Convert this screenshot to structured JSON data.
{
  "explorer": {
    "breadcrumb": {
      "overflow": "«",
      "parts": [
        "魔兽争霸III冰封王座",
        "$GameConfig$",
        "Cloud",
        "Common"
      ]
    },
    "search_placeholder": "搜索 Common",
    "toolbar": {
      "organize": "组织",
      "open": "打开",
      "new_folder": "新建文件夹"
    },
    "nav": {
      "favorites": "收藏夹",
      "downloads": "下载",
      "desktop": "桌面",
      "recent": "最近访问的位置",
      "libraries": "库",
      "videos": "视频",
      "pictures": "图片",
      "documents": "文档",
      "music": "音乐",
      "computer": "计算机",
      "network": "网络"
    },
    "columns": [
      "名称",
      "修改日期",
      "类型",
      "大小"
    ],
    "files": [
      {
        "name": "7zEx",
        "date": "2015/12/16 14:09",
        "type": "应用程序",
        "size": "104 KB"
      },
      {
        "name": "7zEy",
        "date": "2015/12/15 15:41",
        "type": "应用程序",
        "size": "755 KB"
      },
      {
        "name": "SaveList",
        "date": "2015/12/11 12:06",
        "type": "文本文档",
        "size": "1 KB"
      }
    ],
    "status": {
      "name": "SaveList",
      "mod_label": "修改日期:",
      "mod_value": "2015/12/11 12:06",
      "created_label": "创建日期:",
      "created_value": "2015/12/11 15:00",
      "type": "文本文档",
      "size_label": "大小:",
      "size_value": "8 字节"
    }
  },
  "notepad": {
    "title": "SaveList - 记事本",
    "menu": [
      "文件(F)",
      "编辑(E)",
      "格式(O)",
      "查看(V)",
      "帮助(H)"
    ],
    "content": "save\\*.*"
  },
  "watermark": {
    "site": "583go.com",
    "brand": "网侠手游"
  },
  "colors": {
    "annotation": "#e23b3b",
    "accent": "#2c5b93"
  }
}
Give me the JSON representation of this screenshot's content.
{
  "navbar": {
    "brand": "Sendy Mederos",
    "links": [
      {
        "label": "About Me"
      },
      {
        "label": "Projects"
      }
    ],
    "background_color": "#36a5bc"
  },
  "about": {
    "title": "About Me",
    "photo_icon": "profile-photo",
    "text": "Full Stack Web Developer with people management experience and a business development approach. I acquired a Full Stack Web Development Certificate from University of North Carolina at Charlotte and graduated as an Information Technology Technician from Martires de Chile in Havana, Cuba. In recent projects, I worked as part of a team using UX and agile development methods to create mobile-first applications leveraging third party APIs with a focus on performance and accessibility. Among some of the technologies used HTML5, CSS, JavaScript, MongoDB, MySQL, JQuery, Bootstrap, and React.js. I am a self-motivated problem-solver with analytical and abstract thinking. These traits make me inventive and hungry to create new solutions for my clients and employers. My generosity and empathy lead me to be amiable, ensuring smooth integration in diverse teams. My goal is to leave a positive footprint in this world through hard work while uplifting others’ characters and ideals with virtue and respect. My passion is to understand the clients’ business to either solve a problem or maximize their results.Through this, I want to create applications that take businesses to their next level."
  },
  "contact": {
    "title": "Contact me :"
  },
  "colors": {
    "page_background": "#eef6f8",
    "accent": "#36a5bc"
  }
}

§ Work required
The listing above must be transcribed exactly, line by line.

§ Finished exercise
Convert this screenshot to structured JSON data.
{
  "explorer": {
    "breadcrumb": {
      "overflow": "«",
      "parts": [
        "魔兽争霸III冰封王座",
        "$GameConfig$",
        "Cloud",
        "Common"
      ]
    },
    "search_placeholder": "搜索 Common",
    "toolbar": {
      "organize": "组织",
      "open": "打开",
      "new_folder": "新建文件夹"
    },
    "nav": {
      "favorites": "收藏夹",
      "downloads": "下载",
      "desktop": "桌面",
      "recent": "最近访问的位置",
      "libraries": "库",
      "videos": "视频",
      "pictures": "图片",
      "documents": "文档",
      "music": "音乐",
      "computer": "计算机",
      "network": "网络"
    },
    "columns": [
      "名称",
      "修改日期",
      "类型",
      "大小"
    ],
    "files": [
      {
        "name": "7zEx",
        "date": "2015/12/16 14:09",
        "type": "应用程序",
        "size": "104 KB"
      },
      {
        "name": "7zEy",
        "date": "2015/12/15 15:41",
        "type": "应用程序",
        "size": "755 KB"
      },
      {
        "name": "SaveList",
        "date": "2015/12/11 12:06",
        "type": "文本文档",
        "size": "1 KB"
      }
    ],
    "status": {
      "name": "SaveList",
      "mod_label": "修改日期:",
      "mod_value": "2015/12/11 12:06",
      "created_label": "创建日期:",
      "created_value": "2015/12/11 15:00",
      "type": "文本文档",
      "size_label": "大小:",
      "size_value": "8 字节"
    }
  },
  "notepad": {
    "title": "SaveList - 记事本",
    "menu": [
      "文件(F)",
      "编辑(E)",
      "格式(O)",
      "查看(V)",
      "帮助(H)"
    ],
    "content": "save\\*.*"
  },
  "watermark": {
    "site": "583go.com",
    "brand": "网侠手游"
  },
  "colors": {
    "annotation": "#e23b3b",
    "accent": "#2c5b93"
  }
}
Give me the JSON representation of this screenshot's content.
{
  "navbar": {
    "brand": "Sendy Mederos",
    "links": [
      {
        "label": "About Me"
      },
      {
        "label": "Projects"
      }
    ],
    "background_color": "#36a5bc"
  },
  "about": {
    "title": "About Me",
    "photo_icon": "profile-photo",
    "text": "Full Stack Web Developer with people management experience and a business development approach. I acquired a Full Stack Web Development Certificate from University of North Carolina at Charlotte and graduated as an Information Technology Technician from Martires de Chile in Havana, Cuba. In recent projects, I worked as part of a team using UX and agile development methods to create mobile-first applications leveraging third party APIs with a focus on performance and accessibility. Among some of the technologies used HTML5, CSS, JavaScript, MongoDB, MySQL, JQuery, Bootstrap, and React.js. I am a self-motivated problem-solver with analytical and abstract thinking. These traits make me inventive and hungry to create new solutions for my clients and employers. My generosity and empathy lead me to be amiable, ensuring smooth integration in diverse teams. My goal is to leave a positive footprint in this world through hard work while uplifting others’ characters and ideals with virtue and respect. My passion is to understand the clients’ business to either solve a problem or maximize their results.Through this, I want to create applications that take businesses to their next level."
  },
  "contact": {
    "title": "Contact me :"
  },
  "colors": {
    "page_background": "#eef6f8",
    "accent": "#36a5bc"
  }
}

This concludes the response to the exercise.